To do >> Extract every line of the material below and reproduce it faithfully.

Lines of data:
____

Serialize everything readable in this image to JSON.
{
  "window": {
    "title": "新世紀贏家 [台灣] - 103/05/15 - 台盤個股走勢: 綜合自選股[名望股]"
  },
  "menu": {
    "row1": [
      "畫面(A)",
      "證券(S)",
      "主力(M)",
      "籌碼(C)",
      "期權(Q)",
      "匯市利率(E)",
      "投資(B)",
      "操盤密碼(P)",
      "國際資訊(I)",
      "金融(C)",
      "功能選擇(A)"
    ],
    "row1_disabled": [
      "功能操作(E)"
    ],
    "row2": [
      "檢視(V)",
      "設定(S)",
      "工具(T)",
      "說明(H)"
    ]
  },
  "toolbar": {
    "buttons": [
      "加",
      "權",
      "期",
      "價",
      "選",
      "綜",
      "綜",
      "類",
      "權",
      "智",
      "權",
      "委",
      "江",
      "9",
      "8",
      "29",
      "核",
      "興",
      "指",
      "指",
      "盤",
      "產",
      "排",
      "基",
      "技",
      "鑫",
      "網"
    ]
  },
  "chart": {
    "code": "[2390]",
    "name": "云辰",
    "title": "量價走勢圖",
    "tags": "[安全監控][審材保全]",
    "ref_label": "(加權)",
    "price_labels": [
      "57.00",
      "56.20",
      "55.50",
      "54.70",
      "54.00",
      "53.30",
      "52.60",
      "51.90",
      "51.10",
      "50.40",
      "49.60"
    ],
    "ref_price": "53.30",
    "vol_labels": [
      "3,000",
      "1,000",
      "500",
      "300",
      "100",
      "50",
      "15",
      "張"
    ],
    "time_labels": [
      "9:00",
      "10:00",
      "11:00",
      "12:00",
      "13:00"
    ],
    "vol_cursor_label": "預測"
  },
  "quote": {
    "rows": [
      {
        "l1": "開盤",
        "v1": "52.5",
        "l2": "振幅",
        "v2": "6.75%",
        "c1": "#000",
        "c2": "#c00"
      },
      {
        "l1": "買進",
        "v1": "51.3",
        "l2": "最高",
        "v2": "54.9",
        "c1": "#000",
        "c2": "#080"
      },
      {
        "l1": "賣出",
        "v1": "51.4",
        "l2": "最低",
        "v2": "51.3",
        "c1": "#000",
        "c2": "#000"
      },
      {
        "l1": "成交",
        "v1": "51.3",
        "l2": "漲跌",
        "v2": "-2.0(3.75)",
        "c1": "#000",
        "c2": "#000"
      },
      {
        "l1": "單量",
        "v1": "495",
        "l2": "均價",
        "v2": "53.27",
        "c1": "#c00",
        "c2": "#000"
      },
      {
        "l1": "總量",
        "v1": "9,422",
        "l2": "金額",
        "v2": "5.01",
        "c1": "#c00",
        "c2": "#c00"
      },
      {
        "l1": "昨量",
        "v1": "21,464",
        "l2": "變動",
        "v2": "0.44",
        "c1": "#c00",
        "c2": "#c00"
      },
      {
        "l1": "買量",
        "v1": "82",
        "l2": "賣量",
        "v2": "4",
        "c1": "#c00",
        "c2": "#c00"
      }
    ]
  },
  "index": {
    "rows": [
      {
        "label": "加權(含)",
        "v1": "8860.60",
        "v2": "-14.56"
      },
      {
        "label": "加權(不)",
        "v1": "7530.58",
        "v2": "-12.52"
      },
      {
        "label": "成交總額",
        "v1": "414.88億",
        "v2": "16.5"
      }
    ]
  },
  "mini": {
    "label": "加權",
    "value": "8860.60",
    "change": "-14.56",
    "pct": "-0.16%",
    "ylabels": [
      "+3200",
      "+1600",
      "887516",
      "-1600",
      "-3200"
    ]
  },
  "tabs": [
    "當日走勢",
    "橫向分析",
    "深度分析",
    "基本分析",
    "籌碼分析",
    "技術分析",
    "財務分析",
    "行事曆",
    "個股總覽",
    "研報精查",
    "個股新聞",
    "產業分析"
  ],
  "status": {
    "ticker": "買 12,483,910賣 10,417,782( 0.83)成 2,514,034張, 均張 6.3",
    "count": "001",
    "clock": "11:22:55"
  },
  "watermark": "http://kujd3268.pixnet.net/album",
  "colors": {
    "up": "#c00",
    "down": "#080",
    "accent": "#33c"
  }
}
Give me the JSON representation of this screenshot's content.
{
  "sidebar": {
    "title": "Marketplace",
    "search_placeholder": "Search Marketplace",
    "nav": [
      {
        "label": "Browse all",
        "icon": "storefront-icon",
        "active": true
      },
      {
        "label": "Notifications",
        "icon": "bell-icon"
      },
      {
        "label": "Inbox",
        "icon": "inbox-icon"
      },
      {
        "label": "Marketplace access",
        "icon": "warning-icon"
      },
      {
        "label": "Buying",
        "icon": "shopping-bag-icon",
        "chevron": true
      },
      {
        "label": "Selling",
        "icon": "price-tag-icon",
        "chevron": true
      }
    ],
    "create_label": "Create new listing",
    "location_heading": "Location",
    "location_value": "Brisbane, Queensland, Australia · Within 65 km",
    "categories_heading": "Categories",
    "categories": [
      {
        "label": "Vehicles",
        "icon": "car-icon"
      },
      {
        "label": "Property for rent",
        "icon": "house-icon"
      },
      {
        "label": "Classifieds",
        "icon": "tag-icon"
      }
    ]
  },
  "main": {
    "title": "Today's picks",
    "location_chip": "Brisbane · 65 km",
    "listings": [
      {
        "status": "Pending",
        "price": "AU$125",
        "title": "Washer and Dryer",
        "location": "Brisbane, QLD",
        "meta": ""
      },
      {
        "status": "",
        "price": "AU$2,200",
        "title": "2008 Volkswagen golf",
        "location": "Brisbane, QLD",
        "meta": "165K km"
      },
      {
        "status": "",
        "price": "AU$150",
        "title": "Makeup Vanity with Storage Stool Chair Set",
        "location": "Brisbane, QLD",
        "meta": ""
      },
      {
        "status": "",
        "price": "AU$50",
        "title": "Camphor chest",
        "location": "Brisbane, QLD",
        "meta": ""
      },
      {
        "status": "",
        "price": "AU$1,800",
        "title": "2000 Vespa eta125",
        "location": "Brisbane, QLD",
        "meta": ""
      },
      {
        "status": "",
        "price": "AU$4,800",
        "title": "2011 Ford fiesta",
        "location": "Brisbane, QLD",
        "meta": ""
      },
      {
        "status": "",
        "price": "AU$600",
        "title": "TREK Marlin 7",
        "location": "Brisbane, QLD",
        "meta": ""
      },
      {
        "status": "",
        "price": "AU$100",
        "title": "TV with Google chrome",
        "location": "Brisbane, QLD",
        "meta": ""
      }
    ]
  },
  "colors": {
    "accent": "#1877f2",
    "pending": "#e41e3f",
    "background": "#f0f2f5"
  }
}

____

Worked answer >>
Serialize everything readable in this image to JSON.
{
  "window": {
    "title": "新世紀贏家 [台灣] - 103/05/15 - 台盤個股走勢: 綜合自選股[名望股]"
  },
  "menu": {
    "row1": [
      "畫面(A)",
      "證券(S)",
      "主力(M)",
      "籌碼(C)",
      "期權(Q)",
      "匯市利率(E)",
      "投資(B)",
      "操盤密碼(P)",
      "國際資訊(I)",
      "金融(C)",
      "功能選擇(A)"
    ],
    "row1_disabled": [
      "功能操作(E)"
    ],
    "row2": [
      "檢視(V)",
      "設定(S)",
      "工具(T)",
      "說明(H)"
    ]
  },
  "toolbar": {
    "buttons": [
      "加",
      "權",
      "期",
      "價",
      "選",
      "綜",
      "綜",
      "類",
      "權",
      "智",
      "權",
      "委",
      "江",
      "9",
      "8",
      "29",
      "核",
      "興",
      "指",
      "指",
      "盤",
      "產",
      "排",
      "基",
      "技",
      "鑫",
      "網"
    ]
  },
  "chart": {
    "code": "[2390]",
    "name": "云辰",
    "title": "量價走勢圖",
    "tags": "[安全監控][審材保全]",
    "ref_label": "(加權)",
    "price_labels": [
      "57.00",
      "56.20",
      "55.50",
      "54.70",
      "54.00",
      "53.30",
      "52.60",
      "51.90",
      "51.10",
      "50.40",
      "49.60"
    ],
    "ref_price": "53.30",
    "vol_labels": [
      "3,000",
      "1,000",
      "500",
      "300",
      "100",
      "50",
      "15",
      "張"
    ],
    "time_labels": [
      "9:00",
      "10:00",
      "11:00",
      "12:00",
      "13:00"
    ],
    "vol_cursor_label": "預測"
  },
  "quote": {
    "rows": [
      {
        "l1": "開盤",
        "v1": "52.5",
        "l2": "振幅",
        "v2": "6.75%",
        "c1": "#000",
        "c2": "#c00"
      },
      {
        "l1": "買進",
        "v1": "51.3",
        "l2": "最高",
        "v2": "54.9",
        "c1": "#000",
        "c2": "#080"
      },
      {
        "l1": "賣出",
        "v1": "51.4",
        "l2": "最低",
        "v2": "51.3",
        "c1": "#000",
        "c2": "#000"
      },
      {
        "l1": "成交",
        "v1": "51.3",
        "l2": "漲跌",
        "v2": "-2.0(3.75)",
        "c1": "#000",
        "c2": "#000"
      },
      {
        "l1": "單量",
        "v1": "495",
        "l2": "均價",
        "v2": "53.27",
        "c1": "#c00",
        "c2": "#000"
      },
      {
        "l1": "總量",
        "v1": "9,422",
        "l2": "金額",
        "v2": "5.01",
        "c1": "#c00",
        "c2": "#c00"
      },
      {
        "l1": "昨量",
        "v1": "21,464",
        "l2": "變動",
        "v2": "0.44",
        "c1": "#c00",
        "c2": "#c00"
      },
      {
        "l1": "買量",
        "v1": "82",
        "l2": "賣量",
        "v2": "4",
        "c1": "#c00",
        "c2": "#c00"
      }
    ]
  },
  "index": {
    "rows": [
      {
        "label": "加權(含)",
        "v1": "8860.60",
        "v2": "-14.56"
      },
      {
        "label": "加權(不)",
        "v1": "7530.58",
        "v2": "-12.52"
      },
      {
        "label": "成交總額",
        "v1": "414.88億",
        "v2": "16.5"
      }
    ]
  },
  "mini": {
    "label": "加權",
    "value": "8860.60",
    "change": "-14.56",
    "pct": "-0.16%",
    "ylabels": [
      "+3200",
      "+1600",
      "887516",
      "-1600",
      "-3200"
    ]
  },
  "tabs": [
    "當日走勢",
    "橫向分析",
    "深度分析",
    "基本分析",
    "籌碼分析",
    "技術分析",
    "財務分析",
    "行事曆",
    "個股總覽",
    "研報精查",
    "個股新聞",
    "產業分析"
  ],
  "status": {
    "ticker": "買 12,483,910賣 10,417,782( 0.83)成 2,514,034張, 均張 6.3",
    "count": "001",
    "clock": "11:22:55"
  },
  "watermark": "http://kujd3268.pixnet.net/album",
  "colors": {
    "up": "#c00",
    "down": "#080",
    "accent": "#33c"
  }
}
Give me the JSON representation of this screenshot's content.
{
  "sidebar": {
    "title": "Marketplace",
    "search_placeholder": "Search Marketplace",
    "nav": [
      {
        "label": "Browse all",
        "icon": "storefront-icon",
        "active": true
      },
      {
        "label": "Notifications",
        "icon": "bell-icon"
      },
      {
        "label": "Inbox",
        "icon": "inbox-icon"
      },
      {
        "label": "Marketplace access",
        "icon": "warning-icon"
      },
      {
        "label": "Buying",
        "icon": "shopping-bag-icon",
        "chevron": true
      },
      {
        "label": "Selling",
        "icon": "price-tag-icon",
        "chevron": true
      }
    ],
    "create_label": "Create new listing",
    "location_heading": "Location",
    "location_value": "Brisbane, Queensland, Australia · Within 65 km",
    "categories_heading": "Categories",
    "categories": [
      {
        "label": "Vehicles",
        "icon": "car-icon"
      },
      {
        "label": "Property for rent",
        "icon": "house-icon"
      },
      {
        "label": "Classifieds",
        "icon": "tag-icon"
      }
    ]
  },
  "main": {
    "title": "Today's picks",
    "location_chip": "Brisbane · 65 km",
    "listings": [
      {
        "status": "Pending",
        "price": "AU$125",
        "title": "Washer and Dryer",
        "location": "Brisbane, QLD",
        "meta": ""
      },
      {
        "status": "",
        "price": "AU$2,200",
        "title": "2008 Volkswagen golf",
        "location": "Brisbane, QLD",
        "meta": "165K km"
      },
      {
        "status": "",
        "price": "AU$150",
        "title": "Makeup Vanity with Storage Stool Chair Set",
        "location": "Brisbane, QLD",
        "meta": ""
      },
      {
        "status": "",
        "price": "AU$50",
        "title": "Camphor chest",
        "location": "Brisbane, QLD",
        "meta": ""
      },
      {
        "status": "",
        "price": "AU$1,800",
        "title": "2000 Vespa eta125",
        "location": "Brisbane, QLD",
        "meta": ""
      },
      {
        "status": "",
        "price": "AU$4,800",
        "title": "2011 Ford fiesta",
        "location": "Brisbane, QLD",
        "meta": ""
      },
      {
        "status": "",
        "price": "AU$600",
        "title": "TREK Marlin 7",
        "location": "Brisbane, QLD",
        "meta": ""
      },
      {
        "status": "",
        "price": "AU$100",
        "title": "TV with Google chrome",
        "location": "Brisbane, QLD",
        "meta": ""
      }
    ]
  },
  "colors": {
    "accent": "#1877f2",
    "pending": "#e41e3f",
    "background": "#f0f2f5"
  }
}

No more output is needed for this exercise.